> To be done
Copy every line that holds "name".

++++++++++++++++++++

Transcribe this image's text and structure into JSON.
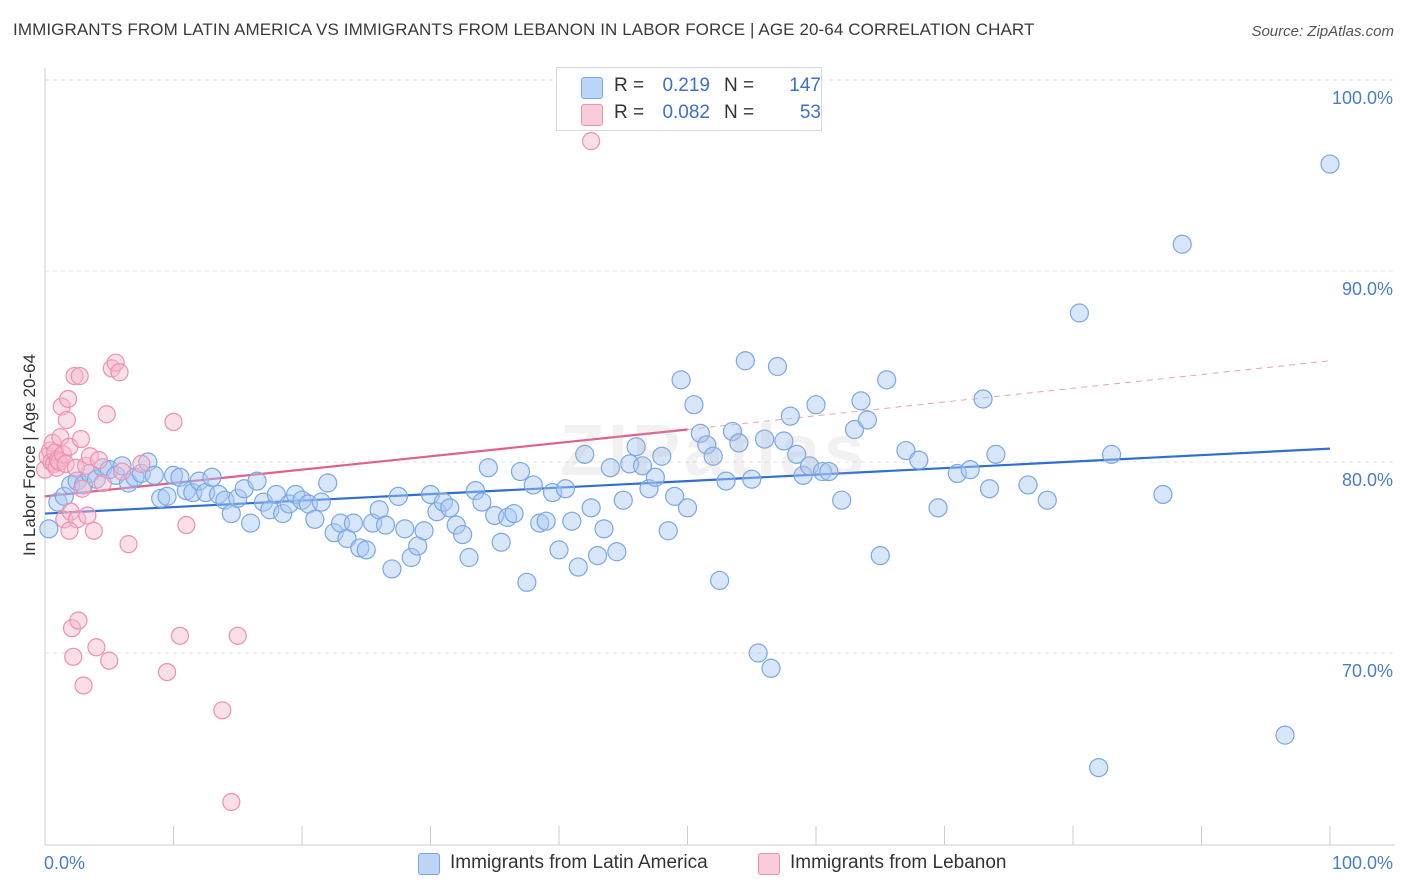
{
  "header": {
    "title": "IMMIGRANTS FROM LATIN AMERICA VS IMMIGRANTS FROM LEBANON IN LABOR FORCE | AGE 20-64 CORRELATION CHART",
    "source": "Source: ZipAtlas.com"
  },
  "legend": {
    "rows": [
      {
        "r_label": "R =",
        "r_value": "0.219",
        "n_label": "N =",
        "n_value": "147",
        "color": "#a9c8f3"
      },
      {
        "r_label": "R =",
        "r_value": "0.082",
        "n_label": "N =",
        "n_value": "53",
        "color": "#f5b8cb"
      }
    ]
  },
  "bottom_legend": {
    "series1": "Immigrants from Latin America",
    "series2": "Immigrants from Lebanon"
  },
  "watermark": "ZIPatlas",
  "chart_data": {
    "type": "scatter",
    "title": "IMMIGRANTS FROM LATIN AMERICA VS IMMIGRANTS FROM LEBANON IN LABOR FORCE | AGE 20-64 CORRELATION CHART",
    "xlabel": "",
    "ylabel": "In Labor Force | Age 20-64",
    "xlim": [
      0,
      100
    ],
    "ylim": [
      60,
      100
    ],
    "x_tick_labels": [
      "0.0%",
      "100.0%"
    ],
    "y_ticks": [
      70,
      80,
      90,
      100
    ],
    "y_tick_labels": [
      "70.0%",
      "80.0%",
      "90.0%",
      "100.0%"
    ],
    "grid": true,
    "colors": {
      "latin_america": "#7aa7e6",
      "lebanon": "#f08fae",
      "trend_blue": "#2f6fd1",
      "trend_pink": "#e0608c"
    },
    "series": [
      {
        "name": "Immigrants from Latin America",
        "r": 0.219,
        "n": 147,
        "trend": {
          "x": [
            0,
            100
          ],
          "y": [
            77.3,
            80.7
          ]
        },
        "points": [
          [
            0.3,
            76.5
          ],
          [
            1.0,
            77.9
          ],
          [
            1.5,
            78.2
          ],
          [
            2.0,
            78.8
          ],
          [
            2.5,
            79.0
          ],
          [
            3.0,
            78.8
          ],
          [
            3.5,
            79.4
          ],
          [
            4.0,
            79.1
          ],
          [
            4.5,
            79.7
          ],
          [
            5.0,
            79.6
          ],
          [
            5.5,
            79.3
          ],
          [
            6.0,
            79.8
          ],
          [
            6.5,
            78.9
          ],
          [
            7.0,
            79.2
          ],
          [
            7.5,
            79.4
          ],
          [
            8.0,
            80.0
          ],
          [
            8.5,
            79.3
          ],
          [
            9.0,
            78.1
          ],
          [
            9.5,
            78.2
          ],
          [
            10.0,
            79.3
          ],
          [
            10.5,
            79.2
          ],
          [
            11.0,
            78.5
          ],
          [
            11.5,
            78.4
          ],
          [
            12.0,
            79.0
          ],
          [
            12.5,
            78.4
          ],
          [
            13.0,
            79.2
          ],
          [
            13.5,
            78.3
          ],
          [
            14.0,
            78.0
          ],
          [
            14.5,
            77.3
          ],
          [
            15.0,
            78.1
          ],
          [
            15.5,
            78.6
          ],
          [
            16.0,
            76.8
          ],
          [
            16.5,
            79.0
          ],
          [
            17.0,
            77.9
          ],
          [
            17.5,
            77.5
          ],
          [
            18.0,
            78.3
          ],
          [
            18.5,
            77.3
          ],
          [
            19.0,
            77.8
          ],
          [
            19.5,
            78.3
          ],
          [
            20.0,
            78.0
          ],
          [
            20.5,
            77.8
          ],
          [
            21.0,
            77.0
          ],
          [
            21.5,
            77.9
          ],
          [
            22.0,
            78.9
          ],
          [
            22.5,
            76.3
          ],
          [
            23.0,
            76.8
          ],
          [
            23.5,
            76.0
          ],
          [
            24.0,
            76.8
          ],
          [
            24.5,
            75.5
          ],
          [
            25.0,
            75.4
          ],
          [
            25.5,
            76.8
          ],
          [
            26.0,
            77.5
          ],
          [
            26.5,
            76.7
          ],
          [
            27.0,
            74.4
          ],
          [
            27.5,
            78.2
          ],
          [
            28.0,
            76.5
          ],
          [
            28.5,
            75.0
          ],
          [
            29.0,
            75.6
          ],
          [
            29.5,
            76.4
          ],
          [
            30.0,
            78.3
          ],
          [
            30.5,
            77.4
          ],
          [
            31.0,
            77.9
          ],
          [
            31.5,
            77.6
          ],
          [
            32.0,
            76.7
          ],
          [
            32.5,
            76.2
          ],
          [
            33.0,
            75.0
          ],
          [
            33.5,
            78.5
          ],
          [
            34.0,
            77.9
          ],
          [
            34.5,
            79.7
          ],
          [
            35.0,
            77.2
          ],
          [
            35.5,
            75.8
          ],
          [
            36.0,
            77.1
          ],
          [
            36.5,
            77.3
          ],
          [
            37.0,
            79.5
          ],
          [
            37.5,
            73.7
          ],
          [
            38.0,
            78.8
          ],
          [
            38.5,
            76.8
          ],
          [
            39.0,
            76.9
          ],
          [
            39.5,
            78.4
          ],
          [
            40.0,
            75.4
          ],
          [
            40.5,
            78.6
          ],
          [
            41.0,
            76.9
          ],
          [
            41.5,
            74.5
          ],
          [
            42.0,
            80.4
          ],
          [
            42.5,
            77.6
          ],
          [
            43.0,
            75.1
          ],
          [
            43.5,
            76.5
          ],
          [
            44.0,
            79.7
          ],
          [
            44.5,
            75.3
          ],
          [
            45.0,
            78.0
          ],
          [
            45.5,
            79.9
          ],
          [
            46.0,
            80.8
          ],
          [
            46.5,
            79.8
          ],
          [
            47.0,
            78.6
          ],
          [
            47.5,
            79.2
          ],
          [
            48.0,
            80.3
          ],
          [
            48.5,
            76.4
          ],
          [
            49.0,
            78.2
          ],
          [
            49.5,
            84.3
          ],
          [
            50.0,
            77.6
          ],
          [
            50.5,
            83.0
          ],
          [
            51.0,
            81.5
          ],
          [
            51.5,
            80.9
          ],
          [
            52.0,
            80.3
          ],
          [
            52.5,
            73.8
          ],
          [
            53.0,
            79.0
          ],
          [
            53.5,
            81.6
          ],
          [
            54.0,
            81.0
          ],
          [
            54.5,
            85.3
          ],
          [
            55.0,
            79.1
          ],
          [
            55.5,
            70.0
          ],
          [
            56.0,
            81.2
          ],
          [
            56.5,
            69.2
          ],
          [
            57.0,
            85.0
          ],
          [
            57.5,
            81.1
          ],
          [
            58.0,
            82.4
          ],
          [
            58.5,
            80.4
          ],
          [
            59.0,
            79.3
          ],
          [
            59.5,
            79.8
          ],
          [
            60.0,
            83.0
          ],
          [
            60.5,
            79.5
          ],
          [
            61.0,
            79.5
          ],
          [
            62.0,
            78.0
          ],
          [
            63.0,
            81.7
          ],
          [
            63.5,
            83.2
          ],
          [
            64.0,
            82.2
          ],
          [
            65.0,
            75.1
          ],
          [
            65.5,
            84.3
          ],
          [
            67.0,
            80.6
          ],
          [
            68.0,
            80.1
          ],
          [
            69.5,
            77.6
          ],
          [
            71.0,
            79.4
          ],
          [
            72.0,
            79.6
          ],
          [
            73.0,
            83.3
          ],
          [
            73.5,
            78.6
          ],
          [
            74.0,
            80.4
          ],
          [
            76.5,
            78.8
          ],
          [
            78.0,
            78.0
          ],
          [
            80.5,
            87.8
          ],
          [
            82.0,
            64.0
          ],
          [
            83.0,
            80.4
          ],
          [
            87.0,
            78.3
          ],
          [
            88.5,
            91.4
          ],
          [
            96.5,
            65.7
          ],
          [
            100.0,
            95.6
          ]
        ]
      },
      {
        "name": "Immigrants from Lebanon",
        "r": 0.082,
        "n": 53,
        "trend": {
          "x": [
            0,
            50,
            100
          ],
          "y": [
            78.2,
            81.7,
            85.3
          ]
        },
        "points": [
          [
            0.0,
            79.6
          ],
          [
            0.2,
            80.3
          ],
          [
            0.4,
            80.6
          ],
          [
            0.5,
            80.0
          ],
          [
            0.6,
            81.0
          ],
          [
            0.7,
            79.9
          ],
          [
            0.8,
            80.5
          ],
          [
            0.9,
            79.7
          ],
          [
            1.0,
            80.1
          ],
          [
            1.1,
            80.0
          ],
          [
            1.2,
            81.3
          ],
          [
            1.3,
            82.9
          ],
          [
            1.4,
            80.4
          ],
          [
            1.5,
            77.0
          ],
          [
            1.6,
            79.9
          ],
          [
            1.7,
            82.2
          ],
          [
            1.8,
            83.3
          ],
          [
            1.9,
            80.8
          ],
          [
            2.0,
            77.4
          ],
          [
            2.1,
            71.3
          ],
          [
            2.2,
            69.8
          ],
          [
            2.3,
            84.5
          ],
          [
            2.4,
            79.7
          ],
          [
            2.5,
            77.0
          ],
          [
            2.6,
            71.7
          ],
          [
            2.7,
            84.5
          ],
          [
            2.8,
            81.2
          ],
          [
            2.9,
            78.6
          ],
          [
            3.0,
            68.3
          ],
          [
            3.2,
            79.8
          ],
          [
            3.5,
            80.3
          ],
          [
            3.8,
            76.4
          ],
          [
            4.0,
            70.3
          ],
          [
            4.2,
            80.1
          ],
          [
            4.5,
            78.9
          ],
          [
            4.8,
            82.5
          ],
          [
            5.0,
            69.6
          ],
          [
            5.2,
            84.9
          ],
          [
            5.5,
            85.2
          ],
          [
            5.8,
            84.7
          ],
          [
            6.0,
            79.5
          ],
          [
            6.5,
            75.7
          ],
          [
            7.5,
            79.9
          ],
          [
            9.5,
            69.0
          ],
          [
            10.0,
            82.1
          ],
          [
            10.5,
            70.9
          ],
          [
            11.0,
            76.7
          ],
          [
            13.8,
            67.0
          ],
          [
            14.5,
            62.2
          ],
          [
            15.0,
            70.9
          ],
          [
            42.5,
            96.8
          ],
          [
            3.3,
            77.2
          ],
          [
            1.9,
            76.4
          ]
        ]
      }
    ]
  }
}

++++++++++++++++++++

> Complete answer
        "name": "Immigrants from Latin America",
        "name": "Immigrants from Lebanon",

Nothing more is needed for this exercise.